* Record set:
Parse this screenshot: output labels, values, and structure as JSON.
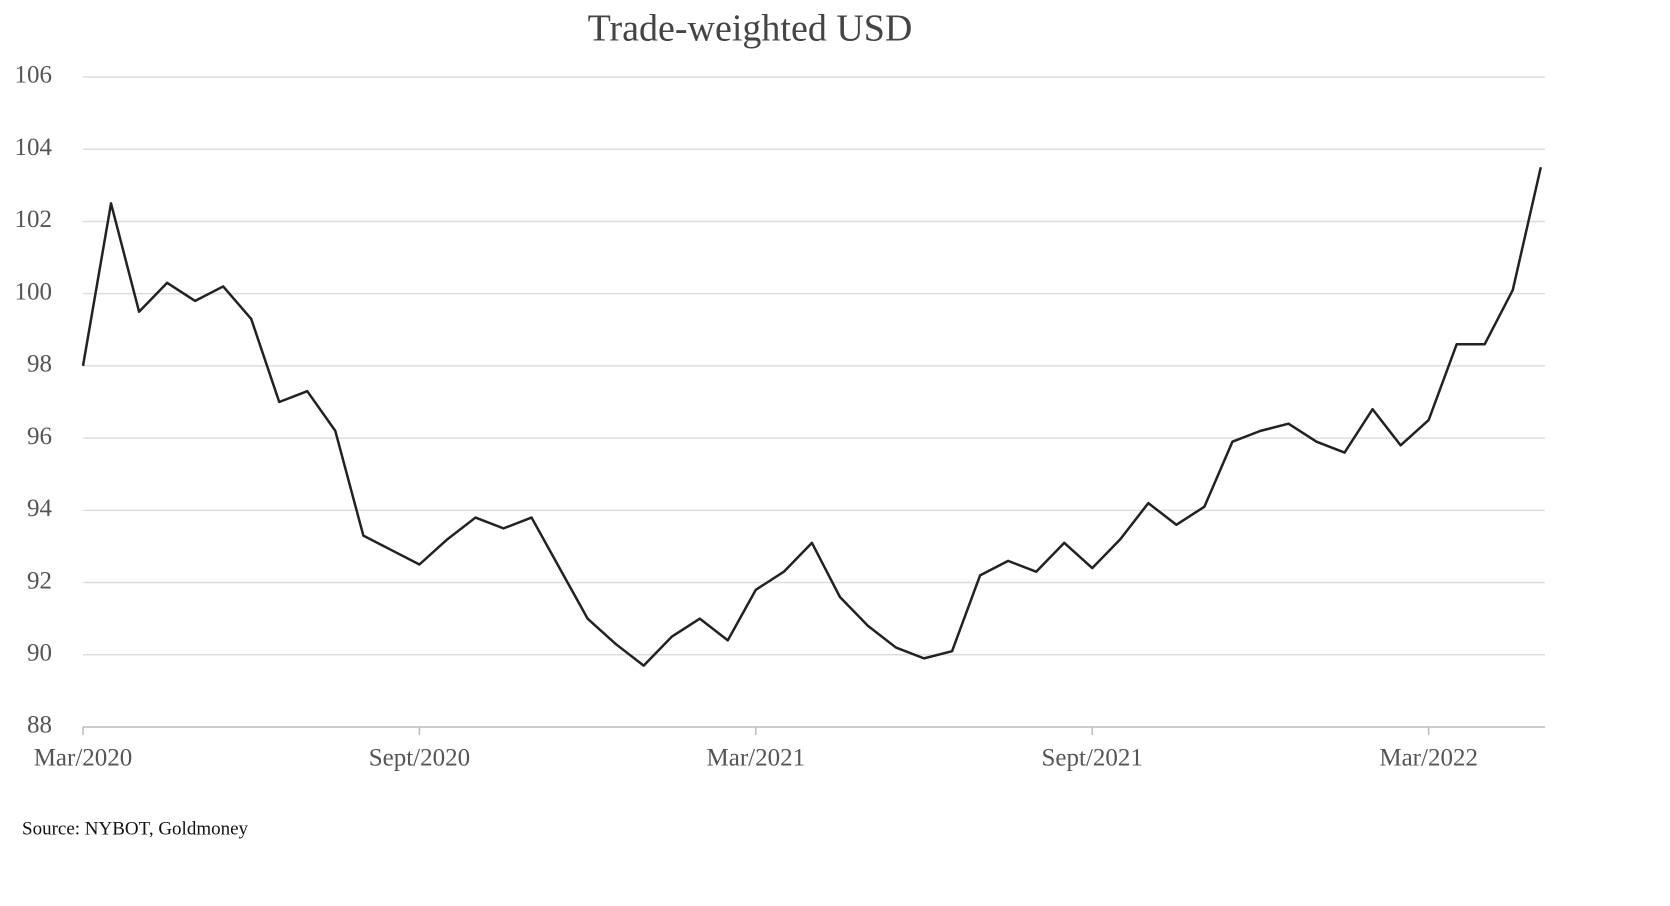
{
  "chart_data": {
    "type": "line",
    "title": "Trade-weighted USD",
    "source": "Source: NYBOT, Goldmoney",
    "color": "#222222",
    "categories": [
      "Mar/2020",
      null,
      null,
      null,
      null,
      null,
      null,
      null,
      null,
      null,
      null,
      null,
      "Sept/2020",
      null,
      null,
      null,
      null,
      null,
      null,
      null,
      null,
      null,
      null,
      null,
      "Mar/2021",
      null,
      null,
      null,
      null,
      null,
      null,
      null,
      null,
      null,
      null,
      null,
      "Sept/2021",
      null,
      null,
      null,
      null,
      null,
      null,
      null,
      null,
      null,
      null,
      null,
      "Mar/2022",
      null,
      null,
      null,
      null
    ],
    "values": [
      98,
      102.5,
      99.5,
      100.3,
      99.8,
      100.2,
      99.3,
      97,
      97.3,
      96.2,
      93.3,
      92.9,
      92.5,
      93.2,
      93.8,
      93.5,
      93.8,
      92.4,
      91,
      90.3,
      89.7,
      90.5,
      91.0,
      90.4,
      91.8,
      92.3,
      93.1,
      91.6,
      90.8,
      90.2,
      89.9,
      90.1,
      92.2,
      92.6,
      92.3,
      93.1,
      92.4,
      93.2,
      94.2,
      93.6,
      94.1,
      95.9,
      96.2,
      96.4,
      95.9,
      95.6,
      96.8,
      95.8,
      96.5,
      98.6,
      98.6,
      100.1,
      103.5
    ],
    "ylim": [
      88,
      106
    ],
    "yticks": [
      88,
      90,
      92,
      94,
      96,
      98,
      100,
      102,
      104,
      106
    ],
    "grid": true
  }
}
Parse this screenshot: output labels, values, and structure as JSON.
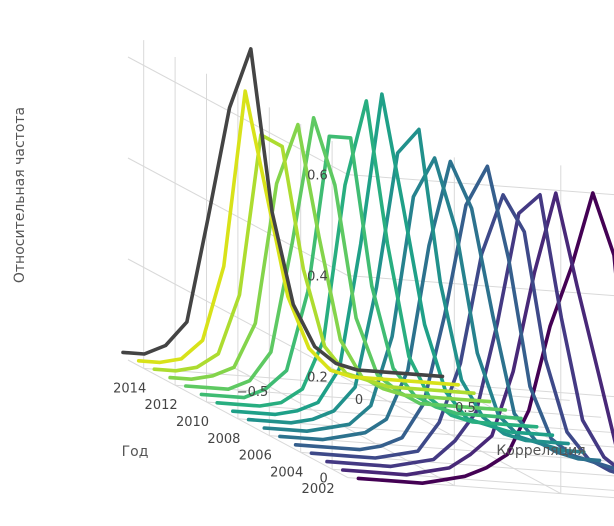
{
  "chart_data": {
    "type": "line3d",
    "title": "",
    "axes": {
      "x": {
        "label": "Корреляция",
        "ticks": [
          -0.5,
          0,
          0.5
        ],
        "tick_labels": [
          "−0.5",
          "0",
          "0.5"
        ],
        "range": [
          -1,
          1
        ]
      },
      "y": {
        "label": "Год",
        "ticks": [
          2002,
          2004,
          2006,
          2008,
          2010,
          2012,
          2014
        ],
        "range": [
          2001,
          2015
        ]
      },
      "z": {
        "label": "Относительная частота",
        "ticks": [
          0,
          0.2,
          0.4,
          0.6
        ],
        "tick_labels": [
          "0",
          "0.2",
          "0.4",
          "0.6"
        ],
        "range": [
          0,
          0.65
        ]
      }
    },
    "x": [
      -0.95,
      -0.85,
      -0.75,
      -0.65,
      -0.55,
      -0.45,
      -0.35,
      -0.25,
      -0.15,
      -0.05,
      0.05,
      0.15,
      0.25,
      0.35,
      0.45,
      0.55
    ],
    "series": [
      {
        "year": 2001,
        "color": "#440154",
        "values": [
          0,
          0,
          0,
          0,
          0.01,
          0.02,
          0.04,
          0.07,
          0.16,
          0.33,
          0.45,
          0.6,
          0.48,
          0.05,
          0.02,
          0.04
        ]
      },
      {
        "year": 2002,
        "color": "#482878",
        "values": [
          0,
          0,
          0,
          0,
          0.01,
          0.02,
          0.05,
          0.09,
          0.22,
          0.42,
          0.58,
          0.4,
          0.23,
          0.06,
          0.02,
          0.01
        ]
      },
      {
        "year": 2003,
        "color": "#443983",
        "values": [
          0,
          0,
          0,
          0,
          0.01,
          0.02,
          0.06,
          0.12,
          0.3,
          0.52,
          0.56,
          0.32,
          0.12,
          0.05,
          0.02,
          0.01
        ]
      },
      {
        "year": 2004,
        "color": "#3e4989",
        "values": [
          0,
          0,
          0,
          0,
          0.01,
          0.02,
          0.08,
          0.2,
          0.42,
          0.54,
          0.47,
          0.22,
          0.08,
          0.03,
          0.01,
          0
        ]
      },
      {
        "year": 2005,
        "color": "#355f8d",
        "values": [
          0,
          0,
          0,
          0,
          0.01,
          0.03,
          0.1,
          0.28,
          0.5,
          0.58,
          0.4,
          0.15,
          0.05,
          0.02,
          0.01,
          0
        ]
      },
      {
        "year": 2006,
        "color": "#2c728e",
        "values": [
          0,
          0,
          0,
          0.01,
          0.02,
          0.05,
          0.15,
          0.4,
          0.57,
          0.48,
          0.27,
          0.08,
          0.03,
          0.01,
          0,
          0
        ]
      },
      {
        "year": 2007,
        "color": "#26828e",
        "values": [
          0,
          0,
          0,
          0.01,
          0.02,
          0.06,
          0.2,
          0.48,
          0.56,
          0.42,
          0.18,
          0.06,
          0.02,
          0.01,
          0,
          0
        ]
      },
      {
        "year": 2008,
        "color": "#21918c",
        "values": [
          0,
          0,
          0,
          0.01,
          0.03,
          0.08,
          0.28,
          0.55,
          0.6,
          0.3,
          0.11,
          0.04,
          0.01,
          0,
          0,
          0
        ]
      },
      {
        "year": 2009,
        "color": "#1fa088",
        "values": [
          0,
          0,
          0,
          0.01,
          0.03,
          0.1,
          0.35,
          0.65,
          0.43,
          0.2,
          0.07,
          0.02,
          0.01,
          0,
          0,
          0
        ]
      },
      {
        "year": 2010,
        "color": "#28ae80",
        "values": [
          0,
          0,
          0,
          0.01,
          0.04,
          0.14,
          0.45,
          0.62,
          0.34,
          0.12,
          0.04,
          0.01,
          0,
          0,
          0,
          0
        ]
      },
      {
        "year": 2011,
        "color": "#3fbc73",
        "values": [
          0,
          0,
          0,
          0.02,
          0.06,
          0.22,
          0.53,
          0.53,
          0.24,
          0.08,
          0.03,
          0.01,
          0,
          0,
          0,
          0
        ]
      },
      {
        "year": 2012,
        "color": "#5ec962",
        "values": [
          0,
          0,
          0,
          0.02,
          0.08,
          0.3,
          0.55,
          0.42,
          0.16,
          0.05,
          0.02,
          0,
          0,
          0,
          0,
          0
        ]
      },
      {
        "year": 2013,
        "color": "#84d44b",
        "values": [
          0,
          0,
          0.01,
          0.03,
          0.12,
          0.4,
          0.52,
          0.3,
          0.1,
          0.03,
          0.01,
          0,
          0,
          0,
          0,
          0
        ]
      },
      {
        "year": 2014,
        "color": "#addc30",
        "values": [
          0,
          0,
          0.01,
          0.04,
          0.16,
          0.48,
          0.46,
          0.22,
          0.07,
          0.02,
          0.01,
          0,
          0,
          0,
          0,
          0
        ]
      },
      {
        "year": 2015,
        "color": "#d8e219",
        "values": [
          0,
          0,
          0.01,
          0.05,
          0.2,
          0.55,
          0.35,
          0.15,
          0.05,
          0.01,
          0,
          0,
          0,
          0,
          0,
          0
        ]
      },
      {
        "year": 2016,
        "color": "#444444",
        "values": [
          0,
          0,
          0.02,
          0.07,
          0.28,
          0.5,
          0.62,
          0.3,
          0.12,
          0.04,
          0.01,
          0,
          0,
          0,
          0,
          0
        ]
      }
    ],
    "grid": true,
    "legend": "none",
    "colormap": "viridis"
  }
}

* Stated problem:
Return every line of the records exactly as given, pictures excluded.

* Solution for this task:
Parse this screenshot: output labels, values, and structure as JSON.
{
  "chart_data": {
    "type": "line",
    "title": "Trade-weighted USD",
    "source": "Source: NYBOT, Goldmoney",
    "color": "#222222",
    "categories": [
      "Mar/2020",
      null,
      null,
      null,
      null,
      null,
      null,
      null,
      null,
      null,
      null,
      null,
      "Sept/2020",
      null,
      null,
      null,
      null,
      null,
      null,
      null,
      null,
      null,
      null,
      null,
      "Mar/2021",
      null,
      null,
      null,
      null,
      null,
      null,
      null,
      null,
      null,
      null,
      null,
      "Sept/2021",
      null,
      null,
      null,
      null,
      null,
      null,
      null,
      null,
      null,
      null,
      null,
      "Mar/2022",
      null,
      null,
      null,
      null
    ],
    "values": [
      98,
      102.5,
      99.5,
      100.3,
      99.8,
      100.2,
      99.3,
      97,
      97.3,
      96.2,
      93.3,
      92.9,
      92.5,
      93.2,
      93.8,
      93.5,
      93.8,
      92.4,
      91,
      90.3,
      89.7,
      90.5,
      91.0,
      90.4,
      91.8,
      92.3,
      93.1,
      91.6,
      90.8,
      90.2,
      89.9,
      90.1,
      92.2,
      92.6,
      92.3,
      93.1,
      92.4,
      93.2,
      94.2,
      93.6,
      94.1,
      95.9,
      96.2,
      96.4,
      95.9,
      95.6,
      96.8,
      95.8,
      96.5,
      98.6,
      98.6,
      100.1,
      103.5
    ],
    "ylim": [
      88,
      106
    ],
    "yticks": [
      88,
      90,
      92,
      94,
      96,
      98,
      100,
      102,
      104,
      106
    ],
    "grid": true
  }
}
Parse this screenshot: output labels, values, and structure as JSON.
{
  "chart_data": {
    "type": "line3d",
    "title": "",
    "axes": {
      "x": {
        "label": "Корреляция",
        "ticks": [
          -0.5,
          0,
          0.5
        ],
        "tick_labels": [
          "−0.5",
          "0",
          "0.5"
        ],
        "range": [
          -1,
          1
        ]
      },
      "y": {
        "label": "Год",
        "ticks": [
          2002,
          2004,
          2006,
          2008,
          2010,
          2012,
          2014
        ],
        "range": [
          2001,
          2015
        ]
      },
      "z": {
        "label": "Относительная частота",
        "ticks": [
          0,
          0.2,
          0.4,
          0.6
        ],
        "tick_labels": [
          "0",
          "0.2",
          "0.4",
          "0.6"
        ],
        "range": [
          0,
          0.65
        ]
      }
    },
    "x": [
      -0.95,
      -0.85,
      -0.75,
      -0.65,
      -0.55,
      -0.45,
      -0.35,
      -0.25,
      -0.15,
      -0.05,
      0.05,
      0.15,
      0.25,
      0.35,
      0.45,
      0.55
    ],
    "series": [
      {
        "year": 2001,
        "color": "#440154",
        "values": [
          0,
          0,
          0,
          0,
          0.01,
          0.02,
          0.04,
          0.07,
          0.16,
          0.33,
          0.45,
          0.6,
          0.48,
          0.05,
          0.02,
          0.04
        ]
      },
      {
        "year": 2002,
        "color": "#482878",
        "values": [
          0,
          0,
          0,
          0,
          0.01,
          0.02,
          0.05,
          0.09,
          0.22,
          0.42,
          0.58,
          0.4,
          0.23,
          0.06,
          0.02,
          0.01
        ]
      },
      {
        "year": 2003,
        "color": "#443983",
        "values": [
          0,
          0,
          0,
          0,
          0.01,
          0.02,
          0.06,
          0.12,
          0.3,
          0.52,
          0.56,
          0.32,
          0.12,
          0.05,
          0.02,
          0.01
        ]
      },
      {
        "year": 2004,
        "color": "#3e4989",
        "values": [
          0,
          0,
          0,
          0,
          0.01,
          0.02,
          0.08,
          0.2,
          0.42,
          0.54,
          0.47,
          0.22,
          0.08,
          0.03,
          0.01,
          0
        ]
      },
      {
        "year": 2005,
        "color": "#355f8d",
        "values": [
          0,
          0,
          0,
          0,
          0.01,
          0.03,
          0.1,
          0.28,
          0.5,
          0.58,
          0.4,
          0.15,
          0.05,
          0.02,
          0.01,
          0
        ]
      },
      {
        "year": 2006,
        "color": "#2c728e",
        "values": [
          0,
          0,
          0,
          0.01,
          0.02,
          0.05,
          0.15,
          0.4,
          0.57,
          0.48,
          0.27,
          0.08,
          0.03,
          0.01,
          0,
          0
        ]
      },
      {
        "year": 2007,
        "color": "#26828e",
        "values": [
          0,
          0,
          0,
          0.01,
          0.02,
          0.06,
          0.2,
          0.48,
          0.56,
          0.42,
          0.18,
          0.06,
          0.02,
          0.01,
          0,
          0
        ]
      },
      {
        "year": 2008,
        "color": "#21918c",
        "values": [
          0,
          0,
          0,
          0.01,
          0.03,
          0.08,
          0.28,
          0.55,
          0.6,
          0.3,
          0.11,
          0.04,
          0.01,
          0,
          0,
          0
        ]
      },
      {
        "year": 2009,
        "color": "#1fa088",
        "values": [
          0,
          0,
          0,
          0.01,
          0.03,
          0.1,
          0.35,
          0.65,
          0.43,
          0.2,
          0.07,
          0.02,
          0.01,
          0,
          0,
          0
        ]
      },
      {
        "year": 2010,
        "color": "#28ae80",
        "values": [
          0,
          0,
          0,
          0.01,
          0.04,
          0.14,
          0.45,
          0.62,
          0.34,
          0.12,
          0.04,
          0.01,
          0,
          0,
          0,
          0
        ]
      },
      {
        "year": 2011,
        "color": "#3fbc73",
        "values": [
          0,
          0,
          0,
          0.02,
          0.06,
          0.22,
          0.53,
          0.53,
          0.24,
          0.08,
          0.03,
          0.01,
          0,
          0,
          0,
          0
        ]
      },
      {
        "year": 2012,
        "color": "#5ec962",
        "values": [
          0,
          0,
          0,
          0.02,
          0.08,
          0.3,
          0.55,
          0.42,
          0.16,
          0.05,
          0.02,
          0,
          0,
          0,
          0,
          0
        ]
      },
      {
        "year": 2013,
        "color": "#84d44b",
        "values": [
          0,
          0,
          0.01,
          0.03,
          0.12,
          0.4,
          0.52,
          0.3,
          0.1,
          0.03,
          0.01,
          0,
          0,
          0,
          0,
          0
        ]
      },
      {
        "year": 2014,
        "color": "#addc30",
        "values": [
          0,
          0,
          0.01,
          0.04,
          0.16,
          0.48,
          0.46,
          0.22,
          0.07,
          0.02,
          0.01,
          0,
          0,
          0,
          0,
          0
        ]
      },
      {
        "year": 2015,
        "color": "#d8e219",
        "values": [
          0,
          0,
          0.01,
          0.05,
          0.2,
          0.55,
          0.35,
          0.15,
          0.05,
          0.01,
          0,
          0,
          0,
          0,
          0,
          0
        ]
      },
      {
        "year": 2016,
        "color": "#444444",
        "values": [
          0,
          0,
          0.02,
          0.07,
          0.28,
          0.5,
          0.62,
          0.3,
          0.12,
          0.04,
          0.01,
          0,
          0,
          0,
          0,
          0
        ]
      }
    ],
    "grid": true,
    "legend": "none",
    "colormap": "viridis"
  }
}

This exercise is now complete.